__PROBLEM DESCRIPTION__: Reproduce every entry below precisely. Pictures are excluded from the copy.

** start of MATERIAL PROVIDED **

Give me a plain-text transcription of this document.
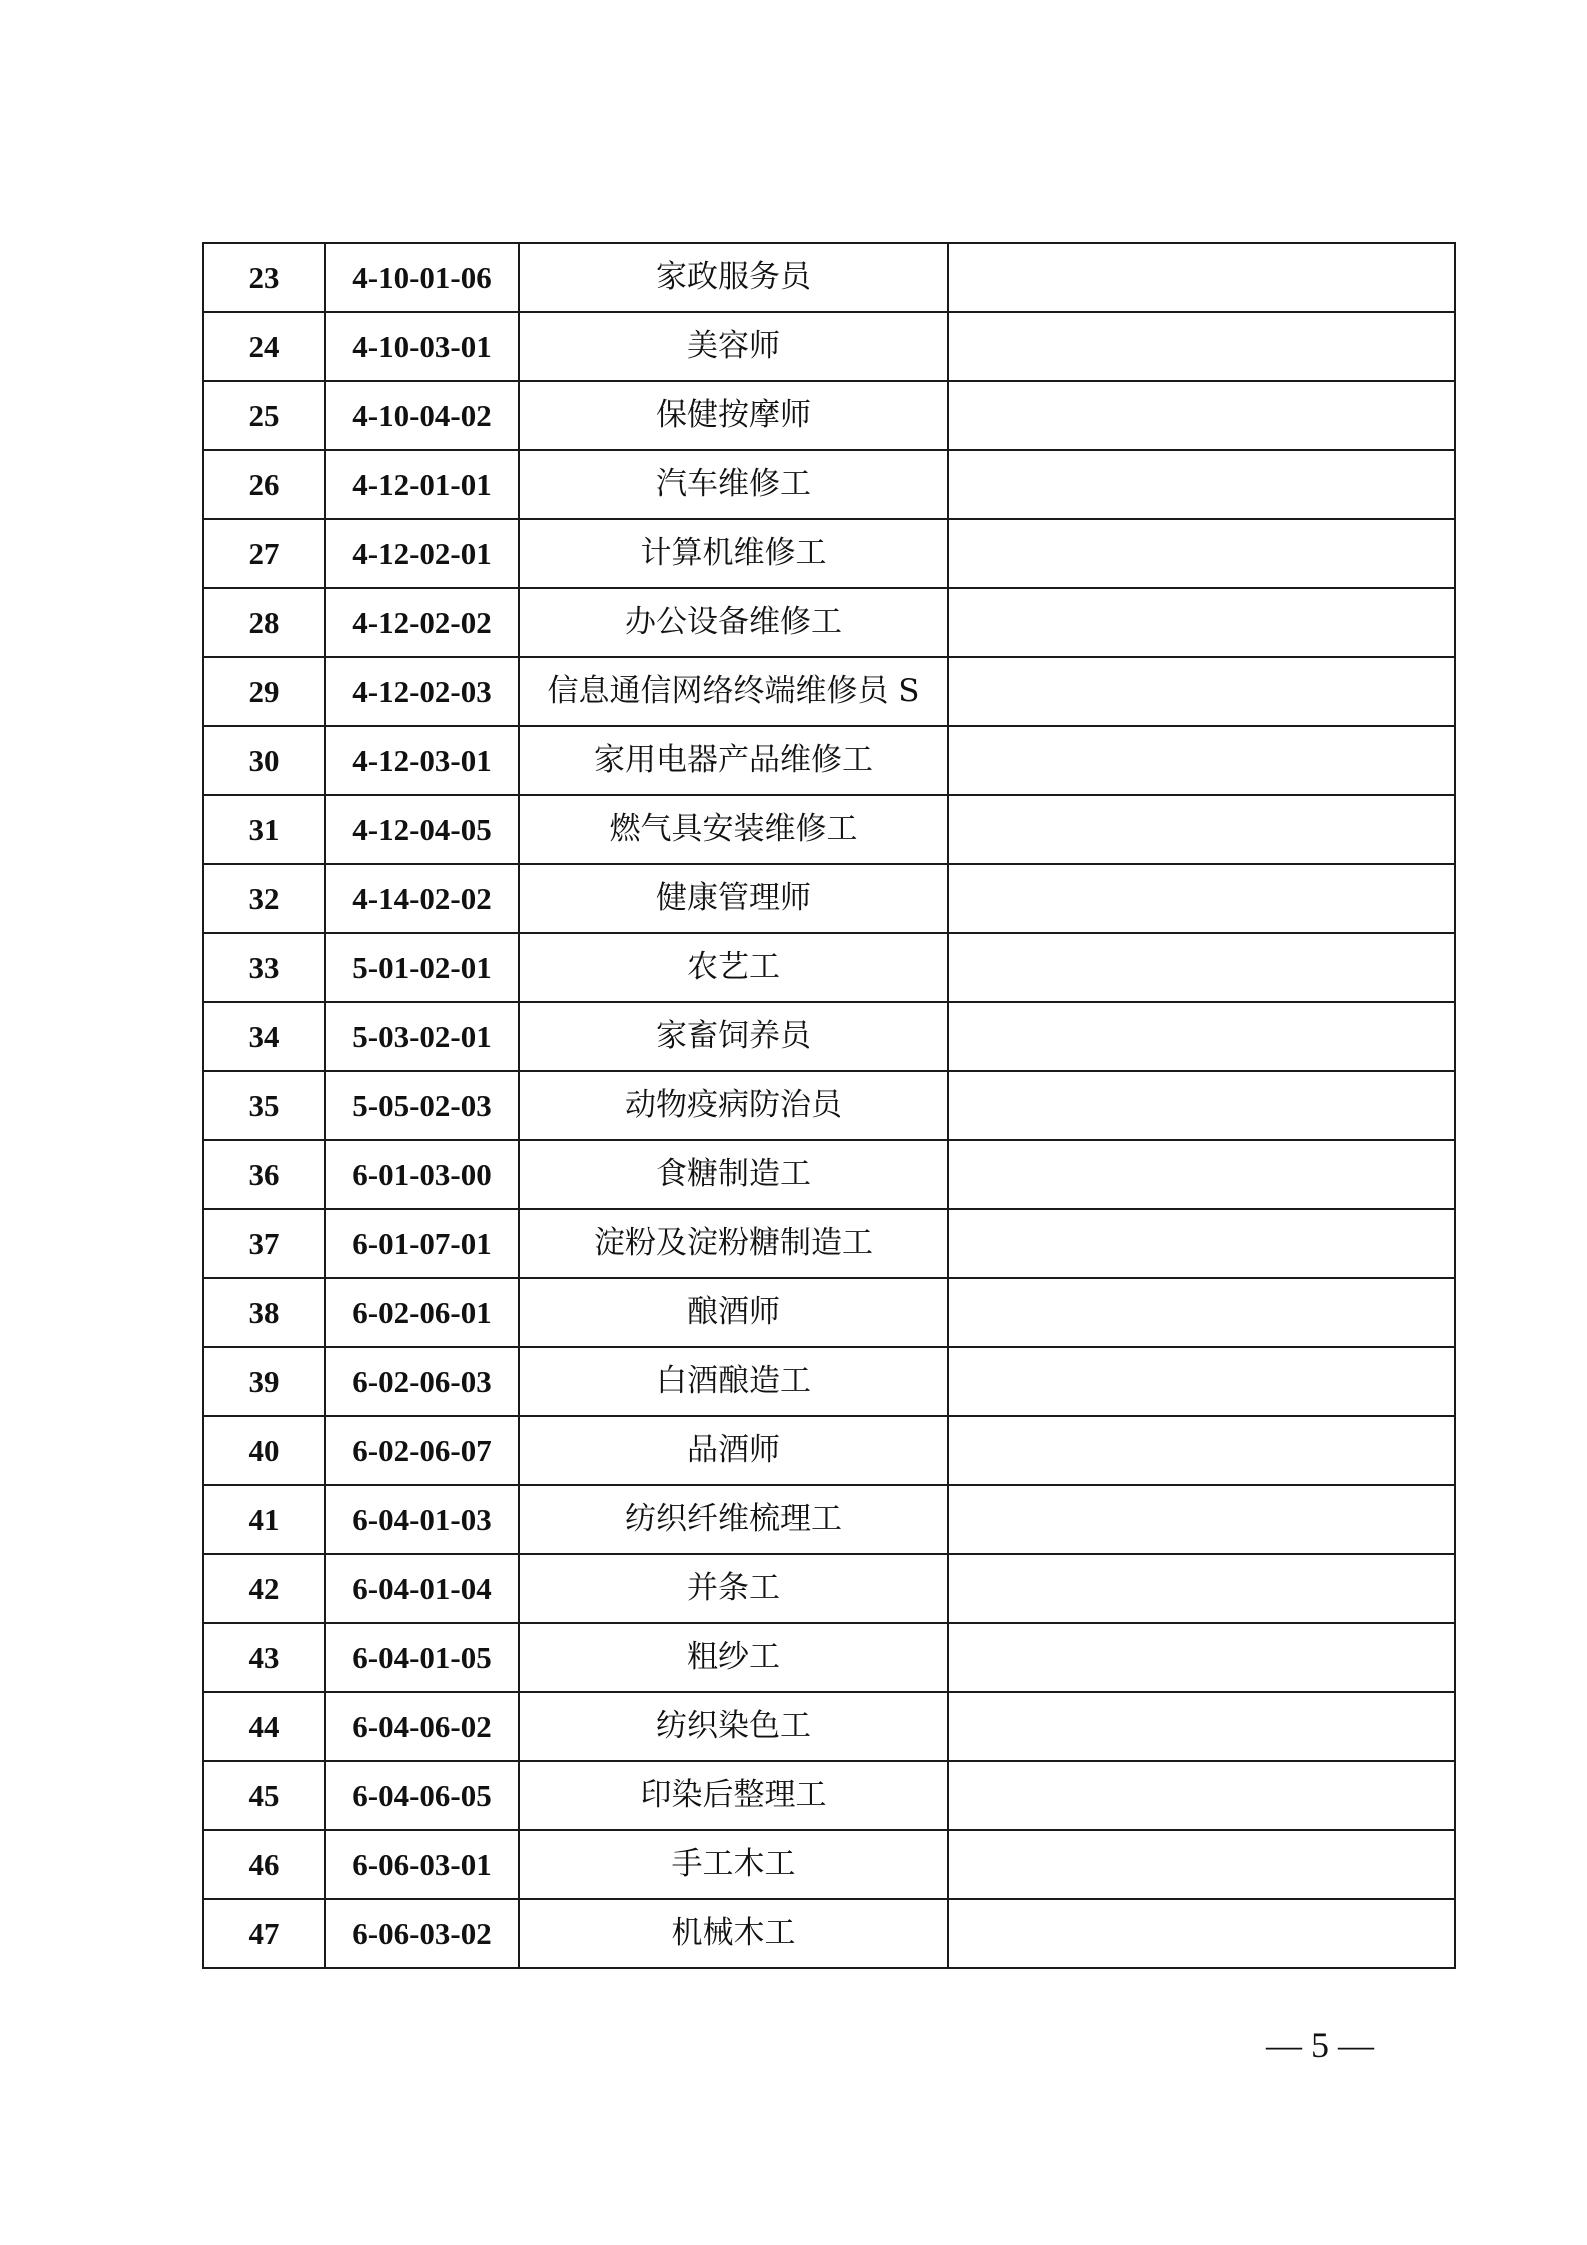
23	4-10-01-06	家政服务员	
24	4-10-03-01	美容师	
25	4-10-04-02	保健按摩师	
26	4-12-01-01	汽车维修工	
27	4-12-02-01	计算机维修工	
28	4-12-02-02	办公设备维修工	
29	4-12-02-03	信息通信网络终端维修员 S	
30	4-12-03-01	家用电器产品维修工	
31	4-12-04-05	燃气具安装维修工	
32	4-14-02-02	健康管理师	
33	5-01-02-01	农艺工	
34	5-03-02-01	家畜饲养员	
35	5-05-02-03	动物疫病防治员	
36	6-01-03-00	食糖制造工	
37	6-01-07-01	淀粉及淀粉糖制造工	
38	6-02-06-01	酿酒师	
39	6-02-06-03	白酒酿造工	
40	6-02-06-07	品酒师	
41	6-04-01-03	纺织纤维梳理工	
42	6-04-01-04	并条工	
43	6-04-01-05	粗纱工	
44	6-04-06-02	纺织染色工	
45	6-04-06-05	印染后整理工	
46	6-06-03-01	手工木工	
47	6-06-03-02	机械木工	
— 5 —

** end of MATERIAL PROVIDED **

__RESULT FOR THIS EXERCISE__:
Give me a plain-text transcription of this document.
23	4-10-01-06	家政服务员	
24	4-10-03-01	美容师	
25	4-10-04-02	保健按摩师	
26	4-12-01-01	汽车维修工	
27	4-12-02-01	计算机维修工	
28	4-12-02-02	办公设备维修工	
29	4-12-02-03	信息通信网络终端维修员 S	
30	4-12-03-01	家用电器产品维修工	
31	4-12-04-05	燃气具安装维修工	
32	4-14-02-02	健康管理师	
33	5-01-02-01	农艺工	
34	5-03-02-01	家畜饲养员	
35	5-05-02-03	动物疫病防治员	
36	6-01-03-00	食糖制造工	
37	6-01-07-01	淀粉及淀粉糖制造工	
38	6-02-06-01	酿酒师	
39	6-02-06-03	白酒酿造工	
40	6-02-06-07	品酒师	
41	6-04-01-03	纺织纤维梳理工	
42	6-04-01-04	并条工	
43	6-04-01-05	粗纱工	
44	6-04-06-02	纺织染色工	
45	6-04-06-05	印染后整理工	
46	6-06-03-01	手工木工	
47	6-06-03-02	机械木工	
— 5 —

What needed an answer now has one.